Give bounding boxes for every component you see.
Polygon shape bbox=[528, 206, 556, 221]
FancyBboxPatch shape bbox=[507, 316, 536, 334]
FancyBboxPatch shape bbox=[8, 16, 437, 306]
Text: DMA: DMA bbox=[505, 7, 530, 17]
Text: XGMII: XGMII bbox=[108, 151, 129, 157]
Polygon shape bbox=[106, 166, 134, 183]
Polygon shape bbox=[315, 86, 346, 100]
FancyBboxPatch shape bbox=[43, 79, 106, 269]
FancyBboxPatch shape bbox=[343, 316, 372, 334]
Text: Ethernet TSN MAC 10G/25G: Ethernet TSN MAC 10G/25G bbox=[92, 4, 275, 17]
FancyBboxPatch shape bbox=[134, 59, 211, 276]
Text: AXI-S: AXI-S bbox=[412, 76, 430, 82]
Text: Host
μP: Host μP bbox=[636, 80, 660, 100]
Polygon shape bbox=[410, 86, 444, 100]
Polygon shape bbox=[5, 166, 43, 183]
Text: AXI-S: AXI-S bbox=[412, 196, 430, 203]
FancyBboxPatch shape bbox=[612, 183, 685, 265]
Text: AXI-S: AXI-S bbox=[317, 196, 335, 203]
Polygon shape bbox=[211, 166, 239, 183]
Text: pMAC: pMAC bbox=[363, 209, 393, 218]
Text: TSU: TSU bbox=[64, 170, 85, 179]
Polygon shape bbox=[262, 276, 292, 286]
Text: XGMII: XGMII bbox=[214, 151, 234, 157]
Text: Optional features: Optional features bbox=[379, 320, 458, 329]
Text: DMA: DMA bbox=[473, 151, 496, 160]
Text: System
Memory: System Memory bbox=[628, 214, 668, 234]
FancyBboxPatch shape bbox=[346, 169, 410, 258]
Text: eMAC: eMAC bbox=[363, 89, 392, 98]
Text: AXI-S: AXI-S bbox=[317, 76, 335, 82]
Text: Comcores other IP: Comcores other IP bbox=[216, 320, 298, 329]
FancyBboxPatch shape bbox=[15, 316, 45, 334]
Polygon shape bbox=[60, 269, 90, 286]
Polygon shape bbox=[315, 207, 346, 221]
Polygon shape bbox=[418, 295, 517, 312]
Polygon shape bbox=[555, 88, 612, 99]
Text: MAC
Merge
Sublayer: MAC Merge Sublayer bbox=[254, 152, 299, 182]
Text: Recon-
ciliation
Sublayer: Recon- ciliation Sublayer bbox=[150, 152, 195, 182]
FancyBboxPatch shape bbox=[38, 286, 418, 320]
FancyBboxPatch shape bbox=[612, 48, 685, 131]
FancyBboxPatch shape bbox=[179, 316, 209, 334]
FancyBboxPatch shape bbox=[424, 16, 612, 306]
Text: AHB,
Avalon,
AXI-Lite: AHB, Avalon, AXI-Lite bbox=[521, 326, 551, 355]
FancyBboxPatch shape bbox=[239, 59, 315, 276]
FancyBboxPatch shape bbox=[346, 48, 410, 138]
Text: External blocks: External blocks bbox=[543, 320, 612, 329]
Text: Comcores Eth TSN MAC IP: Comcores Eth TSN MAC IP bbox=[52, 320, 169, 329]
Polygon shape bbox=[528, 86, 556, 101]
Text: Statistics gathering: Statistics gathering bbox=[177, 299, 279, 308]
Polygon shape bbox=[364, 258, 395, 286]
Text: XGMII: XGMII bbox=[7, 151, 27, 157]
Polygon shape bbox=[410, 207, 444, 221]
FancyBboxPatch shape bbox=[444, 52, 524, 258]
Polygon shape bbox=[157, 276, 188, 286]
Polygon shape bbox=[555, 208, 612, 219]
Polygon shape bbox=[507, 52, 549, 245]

What you have to do
Set out every line of the records above as a Markdown table with two columns, Row and Record Line. Give each line its own numbered row and leave out blank lines.

Output
| Row | Record Line |
|---|---|
| 1 | Give bounding boxes for every component you see. |
| 2 | Polygon shape bbox=[528, 206, 556, 221] |
| 3 | FancyBboxPatch shape bbox=[507, 316, 536, 334] |
| 4 | FancyBboxPatch shape bbox=[8, 16, 437, 306] |
| 5 | Text: DMA: DMA bbox=[505, 7, 530, 17] |
| 6 | Text: XGMII: XGMII bbox=[108, 151, 129, 157] |
| 7 | Polygon shape bbox=[106, 166, 134, 183] |
| 8 | Polygon shape bbox=[315, 86, 346, 100] |
| 9 | FancyBboxPatch shape bbox=[43, 79, 106, 269] |
| 10 | FancyBboxPatch shape bbox=[343, 316, 372, 334] |
| 11 | Text: Ethernet TSN MAC 10G/25G: Ethernet TSN MAC 10G/25G bbox=[92, 4, 275, 17] |
| 12 | FancyBboxPatch shape bbox=[134, 59, 211, 276] |
| 13 | Text: AXI-S: AXI-S bbox=[412, 76, 430, 82] |
| 14 | Text: Host |
| 15 | μP: Host μP bbox=[636, 80, 660, 100] |
| 16 | Polygon shape bbox=[410, 86, 444, 100] |
| 17 | Polygon shape bbox=[5, 166, 43, 183] |
| 18 | Text: AXI-S: AXI-S bbox=[412, 196, 430, 203] |
| 19 | FancyBboxPatch shape bbox=[612, 183, 685, 265] |
| 20 | Text: AXI-S: AXI-S bbox=[317, 196, 335, 203] |
| 21 | Polygon shape bbox=[211, 166, 239, 183] |
| 22 | Text: pMAC: pMAC bbox=[363, 209, 393, 218] |
| 23 | Text: TSU: TSU bbox=[64, 170, 85, 179] |
| 24 | Polygon shape bbox=[262, 276, 292, 286] |
| 25 | Text: XGMII: XGMII bbox=[214, 151, 234, 157] |
| 26 | Text: Optional features: Optional features bbox=[379, 320, 458, 329] |
| 27 | Text: DMA: DMA bbox=[473, 151, 496, 160] |
| 28 | Text: System |
| 29 | Memory: System Memory bbox=[628, 214, 668, 234] |
| 30 | FancyBboxPatch shape bbox=[346, 169, 410, 258] |
| 31 | Text: eMAC: eMAC bbox=[363, 89, 392, 98] |
| 32 | Text: AXI-S: AXI-S bbox=[317, 76, 335, 82] |
| 33 | Text: Comcores other IP: Comcores other IP bbox=[216, 320, 298, 329] |
| 34 | FancyBboxPatch shape bbox=[15, 316, 45, 334] |
| 35 | Polygon shape bbox=[60, 269, 90, 286] |
| 36 | Polygon shape bbox=[315, 207, 346, 221] |
| 37 | Polygon shape bbox=[418, 295, 517, 312] |
| 38 | Polygon shape bbox=[555, 88, 612, 99] |
| 39 | Text: MAC |
| 40 | Merge |
| 41 | Sublayer: MAC Merge Sublayer bbox=[254, 152, 299, 182] |
| 42 | Text: Recon- |
| 43 | ciliation |
| 44 | Sublayer: Recon- ciliation Sublayer bbox=[150, 152, 195, 182] |
| 45 | FancyBboxPatch shape bbox=[38, 286, 418, 320] |
| 46 | FancyBboxPatch shape bbox=[612, 48, 685, 131] |
| 47 | FancyBboxPatch shape bbox=[179, 316, 209, 334] |
| 48 | FancyBboxPatch shape bbox=[424, 16, 612, 306] |
| 49 | Text: AHB, |
| 50 | Avalon, |
| 51 | AXI-Lite: AHB, Avalon, AXI-Lite bbox=[521, 326, 551, 355] |
| 52 | FancyBboxPatch shape bbox=[239, 59, 315, 276] |
| 53 | FancyBboxPatch shape bbox=[346, 48, 410, 138] |
| 54 | Text: External blocks: External blocks bbox=[543, 320, 612, 329] |
| 55 | Text: Comcores Eth TSN MAC IP: Comcores Eth TSN MAC IP bbox=[52, 320, 169, 329] |
| 56 | Polygon shape bbox=[528, 86, 556, 101] |
| 57 | Text: Statistics gathering: Statistics gathering bbox=[177, 299, 279, 308] |
| 58 | Polygon shape bbox=[364, 258, 395, 286] |
| 59 | Text: XGMII: XGMII bbox=[7, 151, 27, 157] |
| 60 | Polygon shape bbox=[410, 207, 444, 221] |
| 61 | FancyBboxPatch shape bbox=[444, 52, 524, 258] |
| 62 | Polygon shape bbox=[157, 276, 188, 286] |
| 63 | Polygon shape bbox=[555, 208, 612, 219] |
| 64 | Polygon shape bbox=[507, 52, 549, 245] |